── Supplied records

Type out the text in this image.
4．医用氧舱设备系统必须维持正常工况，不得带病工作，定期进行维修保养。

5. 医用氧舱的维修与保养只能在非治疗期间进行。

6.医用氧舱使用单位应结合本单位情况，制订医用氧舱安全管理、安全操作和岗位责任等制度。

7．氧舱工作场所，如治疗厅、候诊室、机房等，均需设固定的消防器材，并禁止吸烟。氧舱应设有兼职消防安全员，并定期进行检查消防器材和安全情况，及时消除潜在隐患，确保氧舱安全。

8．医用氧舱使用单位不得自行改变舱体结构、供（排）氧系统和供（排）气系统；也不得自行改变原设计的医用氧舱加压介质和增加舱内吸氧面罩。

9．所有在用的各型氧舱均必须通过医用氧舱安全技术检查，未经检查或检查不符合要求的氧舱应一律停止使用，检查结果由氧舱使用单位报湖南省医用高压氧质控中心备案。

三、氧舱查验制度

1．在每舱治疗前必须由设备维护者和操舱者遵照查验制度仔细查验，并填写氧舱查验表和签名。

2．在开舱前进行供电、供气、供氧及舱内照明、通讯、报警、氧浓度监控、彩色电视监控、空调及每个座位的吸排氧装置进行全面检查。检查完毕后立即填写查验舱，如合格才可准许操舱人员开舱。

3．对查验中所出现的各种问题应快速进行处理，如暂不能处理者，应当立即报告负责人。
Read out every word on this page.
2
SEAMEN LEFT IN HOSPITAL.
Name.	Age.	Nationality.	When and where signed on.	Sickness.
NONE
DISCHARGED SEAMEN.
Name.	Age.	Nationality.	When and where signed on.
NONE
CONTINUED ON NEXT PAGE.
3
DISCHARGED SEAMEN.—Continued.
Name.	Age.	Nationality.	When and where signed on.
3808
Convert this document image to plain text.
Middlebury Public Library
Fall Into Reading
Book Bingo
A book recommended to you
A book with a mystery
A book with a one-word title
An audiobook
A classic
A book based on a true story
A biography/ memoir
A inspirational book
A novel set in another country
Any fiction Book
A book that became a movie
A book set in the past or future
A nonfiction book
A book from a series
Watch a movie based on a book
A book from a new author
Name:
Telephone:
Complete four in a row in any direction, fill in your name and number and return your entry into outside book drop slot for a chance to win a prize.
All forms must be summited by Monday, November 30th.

────

__What is expected__:
Repeat every entry exactly as written above.

__In response__:
Type out the text in this image.
4．医用氧舱设备系统必须维持正常工况，不得带病工作，定期进行维修保养。

5. 医用氧舱的维修与保养只能在非治疗期间进行。

6.医用氧舱使用单位应结合本单位情况，制订医用氧舱安全管理、安全操作和岗位责任等制度。

7．氧舱工作场所，如治疗厅、候诊室、机房等，均需设固定的消防器材，并禁止吸烟。氧舱应设有兼职消防安全员，并定期进行检查消防器材和安全情况，及时消除潜在隐患，确保氧舱安全。

8．医用氧舱使用单位不得自行改变舱体结构、供（排）氧系统和供（排）气系统；也不得自行改变原设计的医用氧舱加压介质和增加舱内吸氧面罩。

9．所有在用的各型氧舱均必须通过医用氧舱安全技术检查，未经检查或检查不符合要求的氧舱应一律停止使用，检查结果由氧舱使用单位报湖南省医用高压氧质控中心备案。

三、氧舱查验制度

1．在每舱治疗前必须由设备维护者和操舱者遵照查验制度仔细查验，并填写氧舱查验表和签名。

2．在开舱前进行供电、供气、供氧及舱内照明、通讯、报警、氧浓度监控、彩色电视监控、空调及每个座位的吸排氧装置进行全面检查。检查完毕后立即填写查验舱，如合格才可准许操舱人员开舱。

3．对查验中所出现的各种问题应快速进行处理，如暂不能处理者，应当立即报告负责人。
Read out every word on this page.
2
SEAMEN LEFT IN HOSPITAL.
Name.	Age.	Nationality.	When and where signed on.	Sickness.
NONE
DISCHARGED SEAMEN.
Name.	Age.	Nationality.	When and where signed on.
NONE
CONTINUED ON NEXT PAGE.
3
DISCHARGED SEAMEN.—Continued.
Name.	Age.	Nationality.	When and where signed on.
3808
Convert this document image to plain text.
Middlebury Public Library
Fall Into Reading
Book Bingo
A book recommended to you
A book with a mystery
A book with a one-word title
An audiobook
A classic
A book based on a true story
A biography/ memoir
A inspirational book
A novel set in another country
Any fiction Book
A book that became a movie
A book set in the past or future
A nonfiction book
A book from a series
Watch a movie based on a book
A book from a new author
Name:
Telephone:
Complete four in a row in any direction, fill in your name and number and return your entry into outside book drop slot for a chance to win a prize.
All forms must be summited by Monday, November 30th.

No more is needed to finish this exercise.